Passage for review:

***

CoreWeave (CRWV), a prominent cloud-based GPU-as-a-Service provider, has made waves recently by acquiring crypto miner Core Scientific in an all-stock deal. While this acquisition signals growth and vertical integration for CoreWeave, its depreciation policy has raised some eyebrows. Specifically, the company depreciates its GPUs over a 6-year period, which contrasts with competitor Nebius’ 4-year depreciation approach.
This discrepancy could have significant implications for CoreWeave’s financials and raises some important questions about its strategy.
For context, CoreWeave rents out NVIDIA GPUs on the cloud, specifically designed to cater to AI workloads. Thanks to a partnership with NVIDIA, CoreWeave can offer the latest-generation GPUs at scale, an advantage that sets it apart in the cloud computing sector. Furthermore, CoreWeave’s business model relies on a take-or-pay structure, ensuring a predictable cash flow from customers regardless of the actual usage of compute resources. This provides CoreWeave with a steady revenue stream, but it also requires customers to make significant upfront payments for infrastructure build-out.
The crux of the issue lies in CoreWeave’s choice to depreciate its GPUs over 6 years, which differs from Nebius’ 4-year policy. This extended depreciation period artificially suppresses CoreWeave’s operating expenses, boosting its operating income in the short term. Additionally, this strategy allows CoreWeave to use its NVIDIA GPUs as collateral to secure debt financing, benefiting from a higher book value of these assets. However, with 96% of CoreWeave’s revenue coming from committed contracts, many argue that its customers are already shouldering much of the depreciation costs. This raises the question: why not adopt a more conservative 4-year depreciation period, aligning with Nebius and more accurately reflecting the lifespan of these assets?
Adding complexity to the situation, CoreWeave’s recent buyout of Core Scientific, valued at around $9 billion, will significantly reduce its leasing overheads. This acquisition also expands CoreWeave’s power capacity, adding nearly 1.3 GW of gross power to its network, including 840 MW for HPC contracts and 500 MW allocated to crypto mining. These additions bolster CoreWeave’s capabilities and position it for further expansion, with analysts noting that the deal brings significant savings in the long term.
Ultimately, CoreWeave’s depreciation policy raises important considerations about its financial health and long-term strategy. While the company’s recent acquisitions and strategic moves may seem bullish, the question of whether its current approach to asset depreciation is sustainable remains unanswered.

***

Extracted records:

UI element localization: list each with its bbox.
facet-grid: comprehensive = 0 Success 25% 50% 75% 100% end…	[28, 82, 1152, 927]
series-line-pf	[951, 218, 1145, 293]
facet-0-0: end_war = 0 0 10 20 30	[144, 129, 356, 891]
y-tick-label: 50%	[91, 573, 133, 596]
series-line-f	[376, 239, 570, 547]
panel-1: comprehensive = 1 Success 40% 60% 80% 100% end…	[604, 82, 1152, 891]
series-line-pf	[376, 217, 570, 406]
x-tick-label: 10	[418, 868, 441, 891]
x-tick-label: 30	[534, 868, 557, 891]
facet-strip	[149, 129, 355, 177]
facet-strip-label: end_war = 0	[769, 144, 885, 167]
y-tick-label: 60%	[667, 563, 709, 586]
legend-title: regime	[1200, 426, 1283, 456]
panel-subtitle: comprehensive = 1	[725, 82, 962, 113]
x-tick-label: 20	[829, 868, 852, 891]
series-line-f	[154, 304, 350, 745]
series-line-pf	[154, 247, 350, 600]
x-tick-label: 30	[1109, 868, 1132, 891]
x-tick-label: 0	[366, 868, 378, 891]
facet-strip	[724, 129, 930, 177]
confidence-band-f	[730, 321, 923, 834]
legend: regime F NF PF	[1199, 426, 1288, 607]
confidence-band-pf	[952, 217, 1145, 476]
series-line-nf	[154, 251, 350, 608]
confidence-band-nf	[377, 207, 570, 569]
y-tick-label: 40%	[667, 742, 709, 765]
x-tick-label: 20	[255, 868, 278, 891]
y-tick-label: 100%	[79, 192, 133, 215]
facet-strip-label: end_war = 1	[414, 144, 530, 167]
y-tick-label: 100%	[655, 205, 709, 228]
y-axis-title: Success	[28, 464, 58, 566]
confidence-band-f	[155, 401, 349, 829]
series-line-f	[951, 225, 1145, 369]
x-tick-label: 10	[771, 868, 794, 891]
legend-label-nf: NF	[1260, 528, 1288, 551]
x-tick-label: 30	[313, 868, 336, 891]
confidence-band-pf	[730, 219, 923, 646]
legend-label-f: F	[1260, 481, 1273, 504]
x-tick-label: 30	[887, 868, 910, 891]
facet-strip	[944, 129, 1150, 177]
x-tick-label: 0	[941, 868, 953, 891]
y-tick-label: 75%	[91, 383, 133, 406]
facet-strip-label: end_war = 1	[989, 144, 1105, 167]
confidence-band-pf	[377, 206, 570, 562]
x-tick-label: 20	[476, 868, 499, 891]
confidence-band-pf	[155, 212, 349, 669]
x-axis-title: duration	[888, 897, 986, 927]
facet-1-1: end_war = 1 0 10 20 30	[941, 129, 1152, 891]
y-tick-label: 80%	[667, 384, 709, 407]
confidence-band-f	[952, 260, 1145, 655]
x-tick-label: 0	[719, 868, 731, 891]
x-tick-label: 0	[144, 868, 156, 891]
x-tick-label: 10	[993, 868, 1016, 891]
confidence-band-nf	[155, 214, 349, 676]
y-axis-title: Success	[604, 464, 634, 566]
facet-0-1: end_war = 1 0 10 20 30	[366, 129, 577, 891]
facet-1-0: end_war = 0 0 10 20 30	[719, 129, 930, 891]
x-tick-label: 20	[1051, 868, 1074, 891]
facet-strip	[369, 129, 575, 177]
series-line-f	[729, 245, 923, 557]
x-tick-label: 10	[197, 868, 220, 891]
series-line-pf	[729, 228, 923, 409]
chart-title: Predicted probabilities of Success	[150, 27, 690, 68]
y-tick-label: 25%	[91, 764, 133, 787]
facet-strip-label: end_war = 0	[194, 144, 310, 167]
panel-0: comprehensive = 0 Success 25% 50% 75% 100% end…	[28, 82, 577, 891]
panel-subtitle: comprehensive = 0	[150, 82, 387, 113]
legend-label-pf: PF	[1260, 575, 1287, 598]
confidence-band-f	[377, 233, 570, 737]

***

What is expected: Write out the part of the CoreWeave depreciation article that opens with the words containing "Adding complexity to" and closes with "sustainable remains unanswered.", copying it word for word.

The answer:
Adding complexity to the situation, CoreWeave’s recent buyout of Core Scientific, valued at around $9 billion, will significantly reduce its leasing overheads. This acquisition also expands CoreWeave’s power capacity, adding nearly 1.3 GW of gross power to its network, including 840 MW for HPC contracts and 500 MW allocated to crypto mining. These additions bolster CoreWeave’s capabilities and position it for further expansion, with analysts noting that the deal brings significant savings in the long term.
Ultimately, CoreWeave’s depreciation policy raises important considerations about its financial health and long-term strategy. While the company’s recent acquisitions and strategic moves may seem bullish, the question of whether its current approach to asset depreciation is sustainable remains unanswered.